#### Data provided

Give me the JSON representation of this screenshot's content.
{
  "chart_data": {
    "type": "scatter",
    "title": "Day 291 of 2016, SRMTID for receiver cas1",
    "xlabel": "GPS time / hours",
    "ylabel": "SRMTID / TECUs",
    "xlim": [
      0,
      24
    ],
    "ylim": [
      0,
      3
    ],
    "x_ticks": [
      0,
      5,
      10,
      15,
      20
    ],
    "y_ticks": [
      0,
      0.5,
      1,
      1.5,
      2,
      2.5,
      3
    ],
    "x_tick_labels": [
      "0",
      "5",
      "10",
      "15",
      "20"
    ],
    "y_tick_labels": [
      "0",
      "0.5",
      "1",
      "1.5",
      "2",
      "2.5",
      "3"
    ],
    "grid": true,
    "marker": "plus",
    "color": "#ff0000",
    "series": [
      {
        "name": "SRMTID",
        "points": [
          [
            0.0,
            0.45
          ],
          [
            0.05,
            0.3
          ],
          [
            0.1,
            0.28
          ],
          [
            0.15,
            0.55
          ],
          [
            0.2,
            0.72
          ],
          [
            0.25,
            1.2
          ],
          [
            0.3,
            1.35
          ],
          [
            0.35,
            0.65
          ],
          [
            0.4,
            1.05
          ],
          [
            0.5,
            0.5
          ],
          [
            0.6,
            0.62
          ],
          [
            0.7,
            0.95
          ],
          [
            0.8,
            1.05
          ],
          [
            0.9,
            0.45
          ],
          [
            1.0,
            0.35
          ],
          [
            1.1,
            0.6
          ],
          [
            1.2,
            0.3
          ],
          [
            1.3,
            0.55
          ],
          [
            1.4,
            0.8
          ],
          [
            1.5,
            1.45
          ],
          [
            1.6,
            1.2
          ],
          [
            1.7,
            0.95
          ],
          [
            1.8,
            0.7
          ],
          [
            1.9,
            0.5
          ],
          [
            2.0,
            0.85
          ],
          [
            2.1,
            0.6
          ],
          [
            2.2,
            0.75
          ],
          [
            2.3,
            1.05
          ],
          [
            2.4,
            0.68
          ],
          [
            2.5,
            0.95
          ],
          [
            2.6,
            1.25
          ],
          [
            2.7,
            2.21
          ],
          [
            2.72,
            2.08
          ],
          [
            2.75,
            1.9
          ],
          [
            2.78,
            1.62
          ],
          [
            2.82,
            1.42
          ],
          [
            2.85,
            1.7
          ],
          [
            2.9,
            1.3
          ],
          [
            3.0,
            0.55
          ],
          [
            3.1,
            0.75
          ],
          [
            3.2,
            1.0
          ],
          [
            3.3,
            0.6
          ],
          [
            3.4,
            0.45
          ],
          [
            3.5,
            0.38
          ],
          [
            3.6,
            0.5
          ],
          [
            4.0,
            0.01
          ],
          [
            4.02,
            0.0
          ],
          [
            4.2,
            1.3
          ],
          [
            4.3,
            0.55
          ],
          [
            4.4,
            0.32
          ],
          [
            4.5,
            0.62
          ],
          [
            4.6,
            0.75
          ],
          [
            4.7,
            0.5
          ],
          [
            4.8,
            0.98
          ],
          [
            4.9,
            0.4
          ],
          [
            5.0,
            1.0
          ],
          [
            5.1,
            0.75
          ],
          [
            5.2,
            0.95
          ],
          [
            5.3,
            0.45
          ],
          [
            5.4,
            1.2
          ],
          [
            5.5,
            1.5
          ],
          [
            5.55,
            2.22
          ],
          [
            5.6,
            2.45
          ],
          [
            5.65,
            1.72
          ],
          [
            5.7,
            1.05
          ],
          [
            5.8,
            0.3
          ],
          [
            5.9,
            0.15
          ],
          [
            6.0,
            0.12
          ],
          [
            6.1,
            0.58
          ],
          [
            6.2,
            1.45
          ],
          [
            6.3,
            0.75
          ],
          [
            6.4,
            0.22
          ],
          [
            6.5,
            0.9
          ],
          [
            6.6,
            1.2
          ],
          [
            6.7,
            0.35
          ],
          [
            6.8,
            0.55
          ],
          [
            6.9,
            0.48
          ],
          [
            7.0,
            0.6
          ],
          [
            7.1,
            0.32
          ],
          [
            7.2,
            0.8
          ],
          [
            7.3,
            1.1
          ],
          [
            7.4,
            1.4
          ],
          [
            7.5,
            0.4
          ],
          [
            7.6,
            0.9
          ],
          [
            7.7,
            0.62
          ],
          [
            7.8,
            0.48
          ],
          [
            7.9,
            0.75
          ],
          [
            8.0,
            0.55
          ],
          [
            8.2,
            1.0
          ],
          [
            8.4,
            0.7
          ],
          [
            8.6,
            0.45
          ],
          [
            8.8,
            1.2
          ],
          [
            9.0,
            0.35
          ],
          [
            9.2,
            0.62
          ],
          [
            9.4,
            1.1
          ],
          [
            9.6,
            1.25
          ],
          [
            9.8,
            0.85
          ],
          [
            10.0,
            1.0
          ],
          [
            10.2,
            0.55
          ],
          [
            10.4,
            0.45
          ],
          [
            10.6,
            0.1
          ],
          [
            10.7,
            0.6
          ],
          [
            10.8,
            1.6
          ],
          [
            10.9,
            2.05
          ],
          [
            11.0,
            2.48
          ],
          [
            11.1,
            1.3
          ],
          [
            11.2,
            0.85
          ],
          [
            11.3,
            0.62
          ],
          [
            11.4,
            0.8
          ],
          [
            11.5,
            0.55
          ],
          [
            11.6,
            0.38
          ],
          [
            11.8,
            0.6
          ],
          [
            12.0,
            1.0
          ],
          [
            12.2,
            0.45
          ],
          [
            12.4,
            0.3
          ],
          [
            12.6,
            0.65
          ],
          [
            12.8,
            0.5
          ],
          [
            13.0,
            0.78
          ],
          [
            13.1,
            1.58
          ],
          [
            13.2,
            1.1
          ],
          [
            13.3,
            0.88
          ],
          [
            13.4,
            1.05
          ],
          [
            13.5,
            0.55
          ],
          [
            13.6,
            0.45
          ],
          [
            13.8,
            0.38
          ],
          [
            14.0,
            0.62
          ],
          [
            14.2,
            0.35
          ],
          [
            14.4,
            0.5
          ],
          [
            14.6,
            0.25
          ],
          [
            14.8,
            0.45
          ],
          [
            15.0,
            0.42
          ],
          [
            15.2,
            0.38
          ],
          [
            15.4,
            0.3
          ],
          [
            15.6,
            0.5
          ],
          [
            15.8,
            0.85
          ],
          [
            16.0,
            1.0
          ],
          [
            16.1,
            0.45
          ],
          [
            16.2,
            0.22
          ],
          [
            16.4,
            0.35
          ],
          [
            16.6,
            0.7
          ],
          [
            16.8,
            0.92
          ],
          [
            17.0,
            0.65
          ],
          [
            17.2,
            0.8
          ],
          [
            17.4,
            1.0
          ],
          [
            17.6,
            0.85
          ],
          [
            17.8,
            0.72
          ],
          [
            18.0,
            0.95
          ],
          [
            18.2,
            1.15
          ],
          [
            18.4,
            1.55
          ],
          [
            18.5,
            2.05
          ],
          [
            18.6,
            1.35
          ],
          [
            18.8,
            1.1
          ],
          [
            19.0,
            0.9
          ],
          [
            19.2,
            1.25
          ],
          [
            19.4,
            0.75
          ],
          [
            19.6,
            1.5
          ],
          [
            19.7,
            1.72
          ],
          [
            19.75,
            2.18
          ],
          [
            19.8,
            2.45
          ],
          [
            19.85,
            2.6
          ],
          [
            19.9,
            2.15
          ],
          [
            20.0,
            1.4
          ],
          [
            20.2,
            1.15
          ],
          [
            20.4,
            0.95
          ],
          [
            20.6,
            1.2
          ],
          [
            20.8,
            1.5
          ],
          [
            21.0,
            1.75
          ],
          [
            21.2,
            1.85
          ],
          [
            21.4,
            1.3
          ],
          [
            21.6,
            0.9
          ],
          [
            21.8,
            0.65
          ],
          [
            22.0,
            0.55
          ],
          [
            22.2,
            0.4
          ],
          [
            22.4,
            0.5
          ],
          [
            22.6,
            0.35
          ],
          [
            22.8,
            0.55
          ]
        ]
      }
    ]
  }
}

########

* **Aim of the task**
Look through the entries above. Extract each line with the word "SRMTID".

* **Reply**
    "title": "Day 291 of 2016, SRMTID for receiver cas1",
    "ylabel": "SRMTID / TECUs",
        "name": "SRMTID",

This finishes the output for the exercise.